● TASK STATEMENT
It is required that all of the data be written out exactly.

== RECORDS SHOWN

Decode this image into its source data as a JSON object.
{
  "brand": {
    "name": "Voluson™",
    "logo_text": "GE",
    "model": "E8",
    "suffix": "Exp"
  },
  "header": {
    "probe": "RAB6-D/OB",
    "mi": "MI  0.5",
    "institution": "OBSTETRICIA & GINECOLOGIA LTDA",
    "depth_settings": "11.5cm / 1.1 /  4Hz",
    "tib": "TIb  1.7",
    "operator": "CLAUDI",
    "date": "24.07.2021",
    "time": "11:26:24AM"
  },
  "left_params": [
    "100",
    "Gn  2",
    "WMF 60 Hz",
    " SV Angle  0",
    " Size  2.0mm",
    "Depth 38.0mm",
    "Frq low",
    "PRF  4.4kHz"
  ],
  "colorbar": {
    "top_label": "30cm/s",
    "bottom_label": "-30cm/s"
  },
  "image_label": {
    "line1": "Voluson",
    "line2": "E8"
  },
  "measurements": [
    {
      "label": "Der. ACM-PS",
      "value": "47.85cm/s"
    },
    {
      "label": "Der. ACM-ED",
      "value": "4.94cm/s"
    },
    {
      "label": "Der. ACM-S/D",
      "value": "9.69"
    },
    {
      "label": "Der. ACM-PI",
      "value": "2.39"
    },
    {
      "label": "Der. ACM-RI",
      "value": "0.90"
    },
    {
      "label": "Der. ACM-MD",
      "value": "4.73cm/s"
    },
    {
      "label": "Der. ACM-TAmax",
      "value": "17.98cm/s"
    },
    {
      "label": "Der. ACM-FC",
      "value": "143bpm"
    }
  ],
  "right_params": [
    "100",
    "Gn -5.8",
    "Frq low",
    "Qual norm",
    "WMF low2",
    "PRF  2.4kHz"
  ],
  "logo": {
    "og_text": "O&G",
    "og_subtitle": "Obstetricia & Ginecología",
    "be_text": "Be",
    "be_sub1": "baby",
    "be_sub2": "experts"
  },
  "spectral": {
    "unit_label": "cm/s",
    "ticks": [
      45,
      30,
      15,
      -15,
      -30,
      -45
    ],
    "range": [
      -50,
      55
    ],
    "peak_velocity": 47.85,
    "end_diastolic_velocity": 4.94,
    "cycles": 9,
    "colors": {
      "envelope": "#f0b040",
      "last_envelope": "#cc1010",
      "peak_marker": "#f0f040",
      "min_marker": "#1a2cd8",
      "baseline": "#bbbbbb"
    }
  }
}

====

● IN RESPONSE
Decode this image into its source data as a JSON object.
{
  "brand": {
    "name": "Voluson™",
    "logo_text": "GE",
    "model": "E8",
    "suffix": "Exp"
  },
  "header": {
    "probe": "RAB6-D/OB",
    "mi": "MI  0.5",
    "institution": "OBSTETRICIA & GINECOLOGIA LTDA",
    "depth_settings": "11.5cm / 1.1 /  4Hz",
    "tib": "TIb  1.7",
    "operator": "CLAUDI",
    "date": "24.07.2021",
    "time": "11:26:24AM"
  },
  "left_params": [
    "100",
    "Gn  2",
    "WMF 60 Hz",
    " SV Angle  0",
    " Size  2.0mm",
    "Depth 38.0mm",
    "Frq low",
    "PRF  4.4kHz"
  ],
  "colorbar": {
    "top_label": "30cm/s",
    "bottom_label": "-30cm/s"
  },
  "image_label": {
    "line1": "Voluson",
    "line2": "E8"
  },
  "measurements": [
    {
      "label": "Der. ACM-PS",
      "value": "47.85cm/s"
    },
    {
      "label": "Der. ACM-ED",
      "value": "4.94cm/s"
    },
    {
      "label": "Der. ACM-S/D",
      "value": "9.69"
    },
    {
      "label": "Der. ACM-PI",
      "value": "2.39"
    },
    {
      "label": "Der. ACM-RI",
      "value": "0.90"
    },
    {
      "label": "Der. ACM-MD",
      "value": "4.73cm/s"
    },
    {
      "label": "Der. ACM-TAmax",
      "value": "17.98cm/s"
    },
    {
      "label": "Der. ACM-FC",
      "value": "143bpm"
    }
  ],
  "right_params": [
    "100",
    "Gn -5.8",
    "Frq low",
    "Qual norm",
    "WMF low2",
    "PRF  2.4kHz"
  ],
  "logo": {
    "og_text": "O&G",
    "og_subtitle": "Obstetricia & Ginecología",
    "be_text": "Be",
    "be_sub1": "baby",
    "be_sub2": "experts"
  },
  "spectral": {
    "unit_label": "cm/s",
    "ticks": [
      45,
      30,
      15,
      -15,
      -30,
      -45
    ],
    "range": [
      -50,
      55
    ],
    "peak_velocity": 47.85,
    "end_diastolic_velocity": 4.94,
    "cycles": 9,
    "colors": {
      "envelope": "#f0b040",
      "last_envelope": "#cc1010",
      "peak_marker": "#f0f040",
      "min_marker": "#1a2cd8",
      "baseline": "#bbbbbb"
    }
  }
}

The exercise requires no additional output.